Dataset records
▶

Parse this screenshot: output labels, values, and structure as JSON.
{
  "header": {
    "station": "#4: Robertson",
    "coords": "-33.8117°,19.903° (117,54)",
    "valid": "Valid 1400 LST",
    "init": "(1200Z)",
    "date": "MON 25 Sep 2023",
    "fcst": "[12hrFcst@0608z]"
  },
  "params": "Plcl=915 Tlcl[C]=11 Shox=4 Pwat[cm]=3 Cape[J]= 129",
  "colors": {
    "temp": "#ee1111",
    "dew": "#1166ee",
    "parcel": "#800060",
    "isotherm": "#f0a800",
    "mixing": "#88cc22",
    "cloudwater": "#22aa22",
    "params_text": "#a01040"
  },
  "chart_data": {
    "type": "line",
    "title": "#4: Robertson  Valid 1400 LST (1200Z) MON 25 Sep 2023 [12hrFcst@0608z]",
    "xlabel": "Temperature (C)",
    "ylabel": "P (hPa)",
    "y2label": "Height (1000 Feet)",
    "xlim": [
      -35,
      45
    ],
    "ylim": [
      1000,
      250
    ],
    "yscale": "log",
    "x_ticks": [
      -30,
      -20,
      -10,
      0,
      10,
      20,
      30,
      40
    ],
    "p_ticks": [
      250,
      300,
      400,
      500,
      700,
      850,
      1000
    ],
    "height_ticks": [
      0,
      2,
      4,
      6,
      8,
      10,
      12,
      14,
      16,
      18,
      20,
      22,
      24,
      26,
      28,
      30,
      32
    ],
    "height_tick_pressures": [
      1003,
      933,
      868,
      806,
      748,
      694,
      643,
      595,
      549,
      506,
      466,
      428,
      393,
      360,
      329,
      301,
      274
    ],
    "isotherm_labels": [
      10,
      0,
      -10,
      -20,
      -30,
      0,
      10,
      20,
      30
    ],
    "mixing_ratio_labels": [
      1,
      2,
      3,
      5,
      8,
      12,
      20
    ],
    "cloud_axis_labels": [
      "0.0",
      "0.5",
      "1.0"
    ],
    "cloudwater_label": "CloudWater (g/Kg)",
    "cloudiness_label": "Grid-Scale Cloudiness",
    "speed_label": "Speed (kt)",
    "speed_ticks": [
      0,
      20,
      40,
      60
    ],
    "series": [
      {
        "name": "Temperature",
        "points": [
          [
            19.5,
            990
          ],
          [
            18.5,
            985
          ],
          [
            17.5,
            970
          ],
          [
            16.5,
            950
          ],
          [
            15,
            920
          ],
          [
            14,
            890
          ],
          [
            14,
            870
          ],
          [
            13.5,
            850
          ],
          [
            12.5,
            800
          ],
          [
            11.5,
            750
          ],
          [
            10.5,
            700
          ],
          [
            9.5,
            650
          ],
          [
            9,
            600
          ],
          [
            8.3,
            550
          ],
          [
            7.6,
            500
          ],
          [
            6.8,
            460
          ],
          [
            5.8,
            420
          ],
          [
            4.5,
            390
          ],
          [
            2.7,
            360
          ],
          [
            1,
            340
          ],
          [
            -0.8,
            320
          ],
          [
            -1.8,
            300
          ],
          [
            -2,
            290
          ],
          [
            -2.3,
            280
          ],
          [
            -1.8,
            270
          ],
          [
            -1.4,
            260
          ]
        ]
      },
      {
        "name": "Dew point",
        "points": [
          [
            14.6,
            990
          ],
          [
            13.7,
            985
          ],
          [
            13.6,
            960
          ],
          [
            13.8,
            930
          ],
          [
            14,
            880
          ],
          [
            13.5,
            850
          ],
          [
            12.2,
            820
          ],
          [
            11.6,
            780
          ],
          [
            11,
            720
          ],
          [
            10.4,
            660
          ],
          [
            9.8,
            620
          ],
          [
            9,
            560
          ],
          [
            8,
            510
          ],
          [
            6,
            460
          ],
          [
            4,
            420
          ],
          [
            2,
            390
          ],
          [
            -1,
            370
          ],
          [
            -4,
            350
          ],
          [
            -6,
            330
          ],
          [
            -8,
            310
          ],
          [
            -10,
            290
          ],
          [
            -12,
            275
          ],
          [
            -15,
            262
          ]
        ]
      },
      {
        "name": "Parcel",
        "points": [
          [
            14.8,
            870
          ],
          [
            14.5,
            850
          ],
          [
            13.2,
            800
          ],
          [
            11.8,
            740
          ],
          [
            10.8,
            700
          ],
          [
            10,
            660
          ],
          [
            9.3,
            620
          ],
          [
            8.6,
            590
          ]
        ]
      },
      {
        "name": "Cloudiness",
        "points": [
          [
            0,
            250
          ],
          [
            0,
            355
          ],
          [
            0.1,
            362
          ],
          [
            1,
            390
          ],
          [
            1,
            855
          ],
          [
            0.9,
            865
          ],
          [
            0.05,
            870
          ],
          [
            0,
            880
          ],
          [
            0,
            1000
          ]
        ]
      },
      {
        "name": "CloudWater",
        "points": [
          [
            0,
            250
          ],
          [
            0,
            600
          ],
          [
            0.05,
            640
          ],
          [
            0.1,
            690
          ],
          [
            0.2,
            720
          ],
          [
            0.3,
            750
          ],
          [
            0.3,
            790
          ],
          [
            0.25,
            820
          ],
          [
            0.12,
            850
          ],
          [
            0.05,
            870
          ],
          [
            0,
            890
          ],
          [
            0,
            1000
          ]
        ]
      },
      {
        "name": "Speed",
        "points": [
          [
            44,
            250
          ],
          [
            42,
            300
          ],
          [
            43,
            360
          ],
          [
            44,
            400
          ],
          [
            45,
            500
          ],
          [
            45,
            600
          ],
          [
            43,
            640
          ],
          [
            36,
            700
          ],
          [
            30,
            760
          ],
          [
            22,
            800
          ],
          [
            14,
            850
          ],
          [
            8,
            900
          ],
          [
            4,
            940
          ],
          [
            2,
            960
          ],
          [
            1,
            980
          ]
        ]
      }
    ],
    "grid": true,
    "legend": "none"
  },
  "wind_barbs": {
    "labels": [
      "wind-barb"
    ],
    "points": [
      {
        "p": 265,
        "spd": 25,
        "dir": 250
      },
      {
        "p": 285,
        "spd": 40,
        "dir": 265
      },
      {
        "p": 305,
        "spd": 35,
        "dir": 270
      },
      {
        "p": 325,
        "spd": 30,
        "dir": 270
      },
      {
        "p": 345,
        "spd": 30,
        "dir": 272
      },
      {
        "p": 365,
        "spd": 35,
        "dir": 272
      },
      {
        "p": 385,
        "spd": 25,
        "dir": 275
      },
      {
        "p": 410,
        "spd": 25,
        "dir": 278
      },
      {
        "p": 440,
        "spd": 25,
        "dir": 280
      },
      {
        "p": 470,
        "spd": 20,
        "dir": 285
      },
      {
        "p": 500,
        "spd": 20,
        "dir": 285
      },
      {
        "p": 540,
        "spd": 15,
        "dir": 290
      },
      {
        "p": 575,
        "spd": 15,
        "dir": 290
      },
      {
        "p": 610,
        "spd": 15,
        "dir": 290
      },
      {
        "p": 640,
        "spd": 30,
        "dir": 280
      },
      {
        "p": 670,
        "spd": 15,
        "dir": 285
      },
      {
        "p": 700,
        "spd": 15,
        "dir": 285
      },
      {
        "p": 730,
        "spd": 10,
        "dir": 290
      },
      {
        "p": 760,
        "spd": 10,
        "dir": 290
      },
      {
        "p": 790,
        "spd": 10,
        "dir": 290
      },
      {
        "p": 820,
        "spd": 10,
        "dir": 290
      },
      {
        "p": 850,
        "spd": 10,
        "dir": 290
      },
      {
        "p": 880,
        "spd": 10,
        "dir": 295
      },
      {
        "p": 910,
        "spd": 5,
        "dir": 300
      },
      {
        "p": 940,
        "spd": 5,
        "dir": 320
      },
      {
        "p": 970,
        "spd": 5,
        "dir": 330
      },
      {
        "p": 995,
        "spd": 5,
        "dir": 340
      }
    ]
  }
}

◀

# [Exercise goal]
Gather each line holding the string "Valid".

# [Task result]
    "valid": "Valid 1400 LST",
    "title": "#4: Robertson  Valid 1400 LST (1200Z) MON 25 Sep 2023 [12hrFcst@0608z]",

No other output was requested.